** start of Excerpted data **

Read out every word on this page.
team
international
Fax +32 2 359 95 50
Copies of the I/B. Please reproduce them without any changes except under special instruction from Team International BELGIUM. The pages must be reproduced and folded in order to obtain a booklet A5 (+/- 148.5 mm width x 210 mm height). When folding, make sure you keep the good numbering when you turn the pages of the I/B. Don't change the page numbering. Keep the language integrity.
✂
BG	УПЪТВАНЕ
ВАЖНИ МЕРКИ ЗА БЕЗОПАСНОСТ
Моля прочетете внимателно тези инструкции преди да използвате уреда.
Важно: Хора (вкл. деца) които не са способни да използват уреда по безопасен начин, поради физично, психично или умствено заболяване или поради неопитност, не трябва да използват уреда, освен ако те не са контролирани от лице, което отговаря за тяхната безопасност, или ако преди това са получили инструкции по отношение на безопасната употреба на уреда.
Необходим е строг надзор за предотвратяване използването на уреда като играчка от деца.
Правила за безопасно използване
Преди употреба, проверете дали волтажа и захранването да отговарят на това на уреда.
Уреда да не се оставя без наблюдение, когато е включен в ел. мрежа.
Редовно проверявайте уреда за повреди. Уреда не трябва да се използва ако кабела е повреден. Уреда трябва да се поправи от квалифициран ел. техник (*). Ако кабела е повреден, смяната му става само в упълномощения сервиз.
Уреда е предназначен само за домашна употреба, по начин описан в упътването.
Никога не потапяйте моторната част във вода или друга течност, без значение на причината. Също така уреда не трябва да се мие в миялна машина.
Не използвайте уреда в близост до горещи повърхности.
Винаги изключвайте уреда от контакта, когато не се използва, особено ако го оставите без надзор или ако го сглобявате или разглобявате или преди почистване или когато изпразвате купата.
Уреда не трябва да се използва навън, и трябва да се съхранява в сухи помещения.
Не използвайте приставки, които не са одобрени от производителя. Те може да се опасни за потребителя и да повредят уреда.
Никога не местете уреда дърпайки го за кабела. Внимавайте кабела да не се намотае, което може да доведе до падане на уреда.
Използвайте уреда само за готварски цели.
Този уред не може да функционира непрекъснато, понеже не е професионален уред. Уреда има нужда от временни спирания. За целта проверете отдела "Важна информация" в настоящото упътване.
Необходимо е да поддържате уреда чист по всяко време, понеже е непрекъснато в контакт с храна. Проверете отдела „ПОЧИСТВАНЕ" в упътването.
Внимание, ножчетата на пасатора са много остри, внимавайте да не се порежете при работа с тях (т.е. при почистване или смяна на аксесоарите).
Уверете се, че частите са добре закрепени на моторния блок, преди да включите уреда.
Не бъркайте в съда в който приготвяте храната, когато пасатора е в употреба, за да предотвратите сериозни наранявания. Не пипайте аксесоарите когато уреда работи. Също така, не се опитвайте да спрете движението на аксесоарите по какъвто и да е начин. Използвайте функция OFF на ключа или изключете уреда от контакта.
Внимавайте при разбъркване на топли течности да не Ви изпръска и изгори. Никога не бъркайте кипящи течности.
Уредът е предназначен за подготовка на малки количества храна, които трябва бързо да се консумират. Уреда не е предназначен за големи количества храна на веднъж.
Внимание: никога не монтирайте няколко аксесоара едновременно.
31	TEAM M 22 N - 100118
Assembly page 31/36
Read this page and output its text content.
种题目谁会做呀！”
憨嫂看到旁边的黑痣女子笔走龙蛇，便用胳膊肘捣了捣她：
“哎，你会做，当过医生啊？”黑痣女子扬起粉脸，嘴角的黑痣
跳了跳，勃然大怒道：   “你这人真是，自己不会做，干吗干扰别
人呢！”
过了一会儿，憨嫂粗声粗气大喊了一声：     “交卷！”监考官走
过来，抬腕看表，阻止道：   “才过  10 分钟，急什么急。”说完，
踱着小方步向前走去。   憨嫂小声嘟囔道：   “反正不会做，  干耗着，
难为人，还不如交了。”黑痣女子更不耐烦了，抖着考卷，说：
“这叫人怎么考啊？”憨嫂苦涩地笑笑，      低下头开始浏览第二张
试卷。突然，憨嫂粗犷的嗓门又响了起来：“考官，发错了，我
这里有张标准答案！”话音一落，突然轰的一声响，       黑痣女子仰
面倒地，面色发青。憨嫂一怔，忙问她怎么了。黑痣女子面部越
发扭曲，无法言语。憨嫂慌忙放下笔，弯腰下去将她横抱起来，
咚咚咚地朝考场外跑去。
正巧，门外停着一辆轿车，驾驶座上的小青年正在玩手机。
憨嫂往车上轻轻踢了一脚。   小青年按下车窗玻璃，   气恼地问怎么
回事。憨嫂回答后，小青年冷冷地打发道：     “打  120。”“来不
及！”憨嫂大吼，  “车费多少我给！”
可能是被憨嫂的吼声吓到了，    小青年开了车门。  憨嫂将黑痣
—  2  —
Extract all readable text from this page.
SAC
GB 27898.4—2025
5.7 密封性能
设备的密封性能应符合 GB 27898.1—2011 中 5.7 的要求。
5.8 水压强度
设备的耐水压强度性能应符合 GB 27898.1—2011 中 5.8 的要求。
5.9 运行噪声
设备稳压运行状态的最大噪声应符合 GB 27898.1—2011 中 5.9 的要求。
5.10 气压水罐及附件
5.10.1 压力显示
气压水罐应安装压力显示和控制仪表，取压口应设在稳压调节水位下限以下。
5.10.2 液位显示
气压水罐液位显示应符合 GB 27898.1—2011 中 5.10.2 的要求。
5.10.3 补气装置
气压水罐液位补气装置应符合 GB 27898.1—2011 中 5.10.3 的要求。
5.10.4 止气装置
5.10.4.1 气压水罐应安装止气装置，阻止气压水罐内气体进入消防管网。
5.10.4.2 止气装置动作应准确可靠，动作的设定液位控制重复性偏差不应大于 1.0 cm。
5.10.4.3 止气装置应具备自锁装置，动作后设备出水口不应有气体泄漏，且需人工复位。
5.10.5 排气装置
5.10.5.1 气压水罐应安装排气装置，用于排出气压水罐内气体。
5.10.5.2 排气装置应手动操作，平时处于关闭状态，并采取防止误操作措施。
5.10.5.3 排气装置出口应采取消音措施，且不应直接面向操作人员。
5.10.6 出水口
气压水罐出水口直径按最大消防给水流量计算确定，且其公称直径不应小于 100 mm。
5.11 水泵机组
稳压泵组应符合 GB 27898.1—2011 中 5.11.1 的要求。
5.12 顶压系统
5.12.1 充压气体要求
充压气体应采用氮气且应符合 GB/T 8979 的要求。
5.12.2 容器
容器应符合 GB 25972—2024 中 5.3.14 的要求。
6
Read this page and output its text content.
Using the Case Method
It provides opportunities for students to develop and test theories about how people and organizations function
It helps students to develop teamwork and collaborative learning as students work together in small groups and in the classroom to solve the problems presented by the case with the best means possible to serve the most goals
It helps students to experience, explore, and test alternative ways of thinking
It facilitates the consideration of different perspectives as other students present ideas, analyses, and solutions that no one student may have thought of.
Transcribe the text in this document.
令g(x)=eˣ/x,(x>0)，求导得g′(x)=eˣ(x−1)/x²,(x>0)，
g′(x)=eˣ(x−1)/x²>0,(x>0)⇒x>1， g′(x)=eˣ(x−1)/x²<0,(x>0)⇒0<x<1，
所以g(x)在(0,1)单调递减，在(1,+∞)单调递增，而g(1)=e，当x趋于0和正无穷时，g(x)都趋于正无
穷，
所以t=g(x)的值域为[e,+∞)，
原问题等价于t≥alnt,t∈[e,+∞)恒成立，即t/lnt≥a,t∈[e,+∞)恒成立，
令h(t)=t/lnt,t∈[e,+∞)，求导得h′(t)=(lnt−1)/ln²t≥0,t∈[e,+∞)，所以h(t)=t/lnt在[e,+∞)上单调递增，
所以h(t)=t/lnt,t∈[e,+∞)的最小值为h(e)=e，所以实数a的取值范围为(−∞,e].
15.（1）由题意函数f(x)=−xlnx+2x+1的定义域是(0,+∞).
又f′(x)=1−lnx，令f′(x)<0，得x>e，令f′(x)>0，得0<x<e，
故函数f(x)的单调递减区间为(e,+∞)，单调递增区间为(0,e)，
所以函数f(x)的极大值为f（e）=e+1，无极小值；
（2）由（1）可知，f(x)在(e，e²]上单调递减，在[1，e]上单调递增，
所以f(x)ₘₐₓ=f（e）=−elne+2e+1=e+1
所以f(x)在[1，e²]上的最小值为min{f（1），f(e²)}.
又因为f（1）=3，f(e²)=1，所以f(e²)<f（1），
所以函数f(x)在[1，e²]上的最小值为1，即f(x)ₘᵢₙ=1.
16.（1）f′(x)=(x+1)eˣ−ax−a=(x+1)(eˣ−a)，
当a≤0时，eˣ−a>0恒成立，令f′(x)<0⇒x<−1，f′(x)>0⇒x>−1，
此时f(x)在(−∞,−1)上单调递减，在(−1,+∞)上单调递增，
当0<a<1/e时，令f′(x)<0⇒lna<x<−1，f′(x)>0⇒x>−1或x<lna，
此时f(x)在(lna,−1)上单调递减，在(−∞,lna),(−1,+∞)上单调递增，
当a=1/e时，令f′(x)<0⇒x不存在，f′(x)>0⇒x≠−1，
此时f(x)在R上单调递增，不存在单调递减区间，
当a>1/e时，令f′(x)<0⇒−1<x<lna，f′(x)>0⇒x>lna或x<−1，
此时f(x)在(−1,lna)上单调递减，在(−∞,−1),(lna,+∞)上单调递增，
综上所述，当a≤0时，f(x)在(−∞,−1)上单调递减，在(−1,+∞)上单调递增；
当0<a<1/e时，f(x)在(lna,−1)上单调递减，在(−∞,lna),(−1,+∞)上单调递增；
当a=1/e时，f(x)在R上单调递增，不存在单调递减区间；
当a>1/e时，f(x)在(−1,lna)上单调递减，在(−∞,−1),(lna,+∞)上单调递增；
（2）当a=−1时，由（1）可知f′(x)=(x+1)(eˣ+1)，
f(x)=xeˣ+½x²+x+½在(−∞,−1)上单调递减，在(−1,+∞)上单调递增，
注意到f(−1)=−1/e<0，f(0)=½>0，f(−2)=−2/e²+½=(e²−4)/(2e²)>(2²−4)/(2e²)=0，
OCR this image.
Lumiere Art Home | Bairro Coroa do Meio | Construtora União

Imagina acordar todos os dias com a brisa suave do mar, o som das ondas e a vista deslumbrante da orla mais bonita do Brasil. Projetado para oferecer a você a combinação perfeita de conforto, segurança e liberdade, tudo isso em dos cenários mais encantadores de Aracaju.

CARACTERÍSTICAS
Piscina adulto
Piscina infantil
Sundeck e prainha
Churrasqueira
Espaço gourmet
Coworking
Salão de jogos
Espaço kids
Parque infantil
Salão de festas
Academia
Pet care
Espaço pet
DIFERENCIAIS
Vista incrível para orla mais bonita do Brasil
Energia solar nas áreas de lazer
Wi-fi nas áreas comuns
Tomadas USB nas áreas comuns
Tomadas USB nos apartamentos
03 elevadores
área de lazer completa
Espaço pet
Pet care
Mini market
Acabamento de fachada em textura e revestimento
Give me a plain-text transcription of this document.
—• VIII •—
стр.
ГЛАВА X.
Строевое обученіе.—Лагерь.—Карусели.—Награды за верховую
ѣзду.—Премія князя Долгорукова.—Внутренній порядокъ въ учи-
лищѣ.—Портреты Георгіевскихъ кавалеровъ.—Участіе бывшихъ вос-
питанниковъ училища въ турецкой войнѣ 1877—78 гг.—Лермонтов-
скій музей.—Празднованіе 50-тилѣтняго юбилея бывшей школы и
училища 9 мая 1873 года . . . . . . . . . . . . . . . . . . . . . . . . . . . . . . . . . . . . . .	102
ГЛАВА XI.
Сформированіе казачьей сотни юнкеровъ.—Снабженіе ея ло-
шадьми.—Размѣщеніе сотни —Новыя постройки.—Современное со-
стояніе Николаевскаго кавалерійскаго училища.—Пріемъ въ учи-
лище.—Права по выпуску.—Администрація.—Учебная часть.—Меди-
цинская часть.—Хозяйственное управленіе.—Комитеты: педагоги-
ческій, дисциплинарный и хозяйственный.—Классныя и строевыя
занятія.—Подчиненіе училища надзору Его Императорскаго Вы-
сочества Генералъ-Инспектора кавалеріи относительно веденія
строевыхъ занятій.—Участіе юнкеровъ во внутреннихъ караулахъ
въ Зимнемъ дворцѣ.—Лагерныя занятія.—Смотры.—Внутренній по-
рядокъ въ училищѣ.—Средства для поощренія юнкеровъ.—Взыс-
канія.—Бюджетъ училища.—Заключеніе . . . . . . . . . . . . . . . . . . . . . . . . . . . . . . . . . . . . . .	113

** end of Excerpted data **

# [Problem to work on]
Go through the material and select each line with the string "students" in it.

# [Output for this task]
It provides opportunities for students to develop and test theories about how people and organizations function
It helps students to develop teamwork and collaborative learning as students work together in small groups and in the classroom to solve the problems presented by the case with the best means possible to serve the most goals
It helps students to experience, explore, and test alternative ways of thinking
It facilitates the consideration of different perspectives as other students present ideas, analyses, and solutions that no one student may have thought of.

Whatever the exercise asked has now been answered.